Dataset content:
++++++++++

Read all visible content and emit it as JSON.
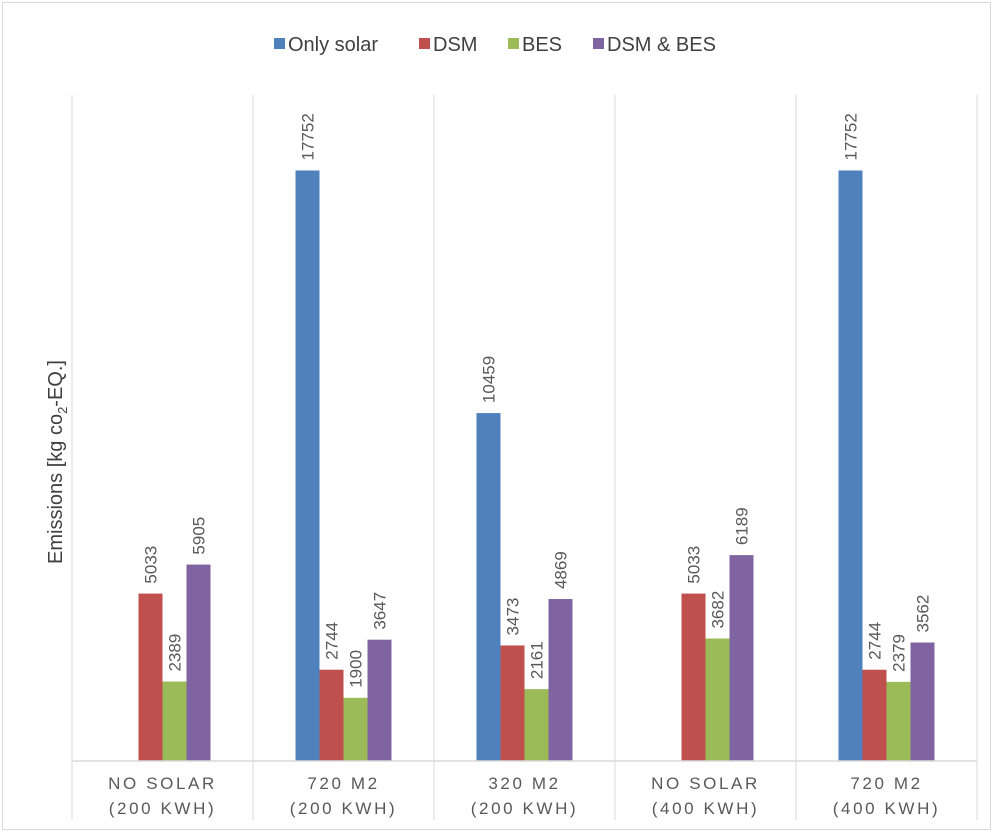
{
  "chart_data": {
    "type": "bar",
    "title": "",
    "ylabel_main": "Emissions [kg co",
    "ylabel_sub": "2",
    "ylabel_tail": "-EQ.]",
    "xlabel": "",
    "ylim": [
      0,
      20000
    ],
    "categories": [
      [
        "NO SOLAR",
        "(200 KWH)"
      ],
      [
        "720 M2",
        "(200 KWH)"
      ],
      [
        "320 M2",
        "(200 KWH)"
      ],
      [
        "NO SOLAR",
        "(400 KWH)"
      ],
      [
        "720 M2",
        "(400 KWH)"
      ]
    ],
    "series": [
      {
        "name": "Only solar",
        "color": "#4f81bd",
        "values": [
          null,
          17752,
          10459,
          null,
          17752
        ]
      },
      {
        "name": "DSM",
        "color": "#c0504d",
        "values": [
          5033,
          2744,
          3473,
          5033,
          2744
        ]
      },
      {
        "name": "BES",
        "color": "#9bbb59",
        "values": [
          2389,
          1900,
          2161,
          3682,
          2379
        ]
      },
      {
        "name": "DSM & BES",
        "color": "#8064a2",
        "values": [
          5905,
          3647,
          4869,
          6189,
          3562
        ]
      }
    ],
    "legend_position": "top",
    "grid": false
  }
}
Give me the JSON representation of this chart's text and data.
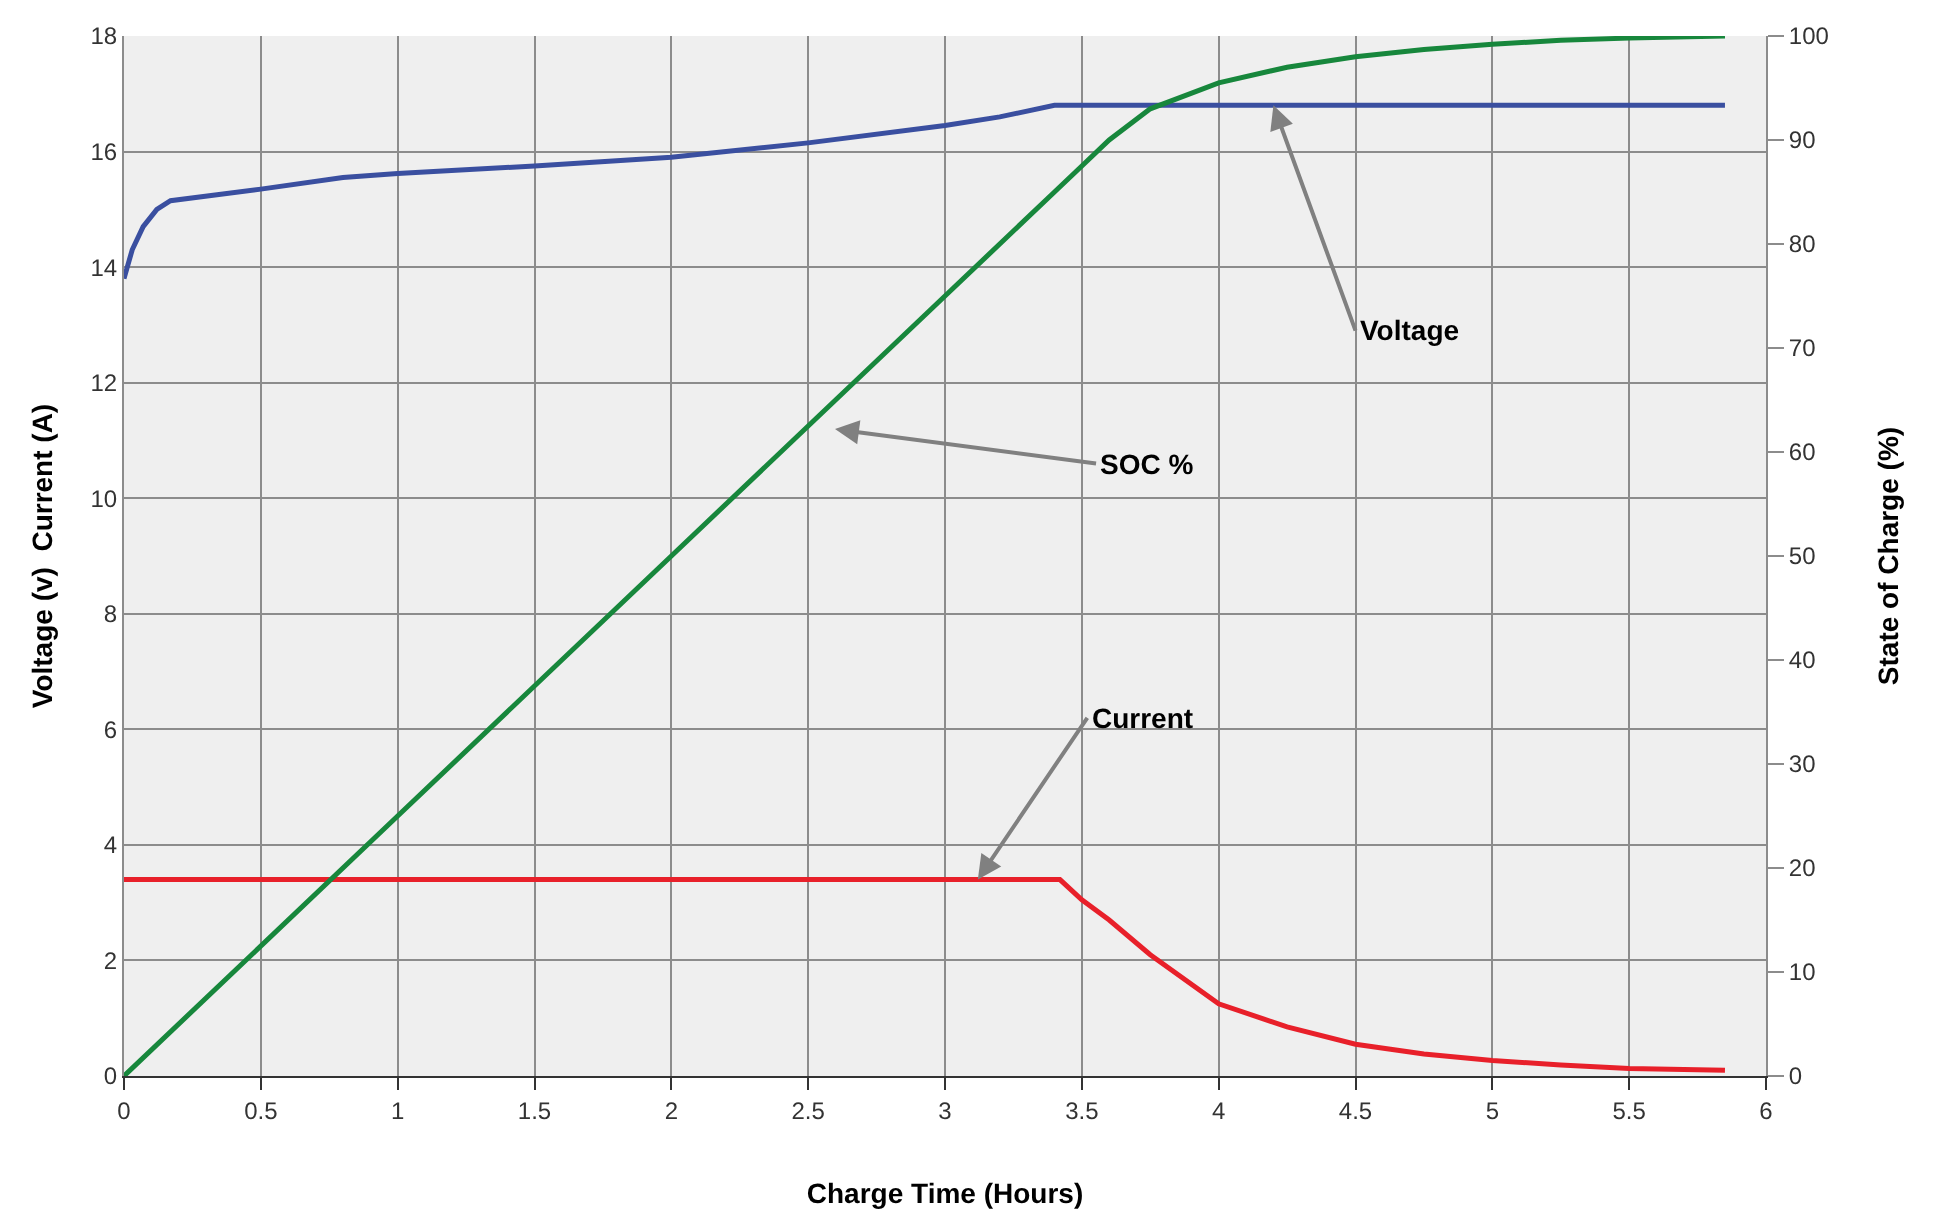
{
  "chart_data": {
    "type": "line",
    "xlabel": "Charge Time (Hours)",
    "ylabel": "Voltage (v)  Current (A)",
    "y2label": "State of Charge (%)",
    "xlim": [
      0,
      6
    ],
    "xticks": [
      0,
      0.5,
      1,
      1.5,
      2,
      2.5,
      3,
      3.5,
      4,
      4.5,
      5,
      5.5,
      6
    ],
    "ylim": [
      0,
      18
    ],
    "yticks": [
      0,
      2,
      4,
      6,
      8,
      10,
      12,
      14,
      16,
      18
    ],
    "y2lim": [
      0,
      100
    ],
    "y2ticks": [
      0,
      10,
      20,
      30,
      40,
      50,
      60,
      70,
      80,
      90,
      100
    ],
    "grid": true,
    "marker": "none",
    "line_style": "solid",
    "series": [
      {
        "color": "#3a4fa0",
        "x": [
          0,
          0.03,
          0.07,
          0.12,
          0.17,
          0.5,
          0.8,
          1,
          1.5,
          2,
          2.5,
          3,
          3.2,
          3.4,
          3.5,
          4,
          5,
          5.85
        ],
        "values": [
          13.8,
          14.3,
          14.7,
          15.0,
          15.15,
          15.35,
          15.55,
          15.62,
          15.75,
          15.9,
          16.15,
          16.45,
          16.6,
          16.8,
          16.8,
          16.8,
          16.8,
          16.8
        ]
      },
      {
        "color": "#17873c",
        "axis": "y2",
        "x": [
          0,
          1,
          2,
          3,
          3.4,
          3.5,
          3.6,
          3.75,
          4,
          4.25,
          4.5,
          4.75,
          5,
          5.25,
          5.5,
          5.85
        ],
        "values": [
          0,
          25,
          50,
          75,
          85,
          87.5,
          90,
          93,
          95.5,
          97,
          98,
          98.7,
          99.2,
          99.6,
          99.8,
          100
        ]
      },
      {
        "color": "#e8202a",
        "x": [
          0,
          1,
          2,
          3,
          3.42,
          3.5,
          3.6,
          3.75,
          4,
          4.25,
          4.5,
          4.75,
          5,
          5.25,
          5.5,
          5.85
        ],
        "values": [
          3.4,
          3.4,
          3.4,
          3.4,
          3.4,
          3.05,
          2.7,
          2.1,
          1.25,
          0.85,
          0.55,
          0.38,
          0.27,
          0.19,
          0.13,
          0.1
        ]
      }
    ],
    "annotations": [
      {
        "text": "Voltage",
        "x": 4.2,
        "y": 16.8
      },
      "SOC %",
      {
        "text": "Current",
        "x": 3.12,
        "y": 3.4
      }
    ]
  }
}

++++++++++

What the task asks: Every entry should be returned exactly as written, minus the pictures.

Worked solution:
Read all visible content and emit it as JSON.
{
  "chart_data": {
    "type": "bar",
    "title": "",
    "ylabel_main": "Emissions [kg co",
    "ylabel_sub": "2",
    "ylabel_tail": "-EQ.]",
    "xlabel": "",
    "ylim": [
      0,
      20000
    ],
    "categories": [
      [
        "NO SOLAR",
        "(200 KWH)"
      ],
      [
        "720 M2",
        "(200 KWH)"
      ],
      [
        "320 M2",
        "(200 KWH)"
      ],
      [
        "NO SOLAR",
        "(400 KWH)"
      ],
      [
        "720 M2",
        "(400 KWH)"
      ]
    ],
    "series": [
      {
        "name": "Only solar",
        "color": "#4f81bd",
        "values": [
          null,
          17752,
          10459,
          null,
          17752
        ]
      },
      {
        "name": "DSM",
        "color": "#c0504d",
        "values": [
          5033,
          2744,
          3473,
          5033,
          2744
        ]
      },
      {
        "name": "BES",
        "color": "#9bbb59",
        "values": [
          2389,
          1900,
          2161,
          3682,
          2379
        ]
      },
      {
        "name": "DSM & BES",
        "color": "#8064a2",
        "values": [
          5905,
          3647,
          4869,
          6189,
          3562
        ]
      }
    ],
    "legend_position": "top",
    "grid": false
  }
}
Give me the JSON representation of this chart's text and data.
{
  "chart_data": {
    "type": "line",
    "xlabel": "Charge Time (Hours)",
    "ylabel": "Voltage (v)  Current (A)",
    "y2label": "State of Charge (%)",
    "xlim": [
      0,
      6
    ],
    "xticks": [
      0,
      0.5,
      1,
      1.5,
      2,
      2.5,
      3,
      3.5,
      4,
      4.5,
      5,
      5.5,
      6
    ],
    "ylim": [
      0,
      18
    ],
    "yticks": [
      0,
      2,
      4,
      6,
      8,
      10,
      12,
      14,
      16,
      18
    ],
    "y2lim": [
      0,
      100
    ],
    "y2ticks": [
      0,
      10,
      20,
      30,
      40,
      50,
      60,
      70,
      80,
      90,
      100
    ],
    "grid": true,
    "marker": "none",
    "line_style": "solid",
    "series": [
      {
        "color": "#3a4fa0",
        "x": [
          0,
          0.03,
          0.07,
          0.12,
          0.17,
          0.5,
          0.8,
          1,
          1.5,
          2,
          2.5,
          3,
          3.2,
          3.4,
          3.5,
          4,
          5,
          5.85
        ],
        "values": [
          13.8,
          14.3,
          14.7,
          15.0,
          15.15,
          15.35,
          15.55,
          15.62,
          15.75,
          15.9,
          16.15,
          16.45,
          16.6,
          16.8,
          16.8,
          16.8,
          16.8,
          16.8
        ]
      },
      {
        "color": "#17873c",
        "axis": "y2",
        "x": [
          0,
          1,
          2,
          3,
          3.4,
          3.5,
          3.6,
          3.75,
          4,
          4.25,
          4.5,
          4.75,
          5,
          5.25,
          5.5,
          5.85
        ],
        "values": [
          0,
          25,
          50,
          75,
          85,
          87.5,
          90,
          93,
          95.5,
          97,
          98,
          98.7,
          99.2,
          99.6,
          99.8,
          100
        ]
      },
      {
        "color": "#e8202a",
        "x": [
          0,
          1,
          2,
          3,
          3.42,
          3.5,
          3.6,
          3.75,
          4,
          4.25,
          4.5,
          4.75,
          5,
          5.25,
          5.5,
          5.85
        ],
        "values": [
          3.4,
          3.4,
          3.4,
          3.4,
          3.4,
          3.05,
          2.7,
          2.1,
          1.25,
          0.85,
          0.55,
          0.38,
          0.27,
          0.19,
          0.13,
          0.1
        ]
      }
    ],
    "annotations": [
      {
        "text": "Voltage",
        "x": 4.2,
        "y": 16.8
      },
      "SOC %",
      {
        "text": "Current",
        "x": 3.12,
        "y": 3.4
      }
    ]
  }
}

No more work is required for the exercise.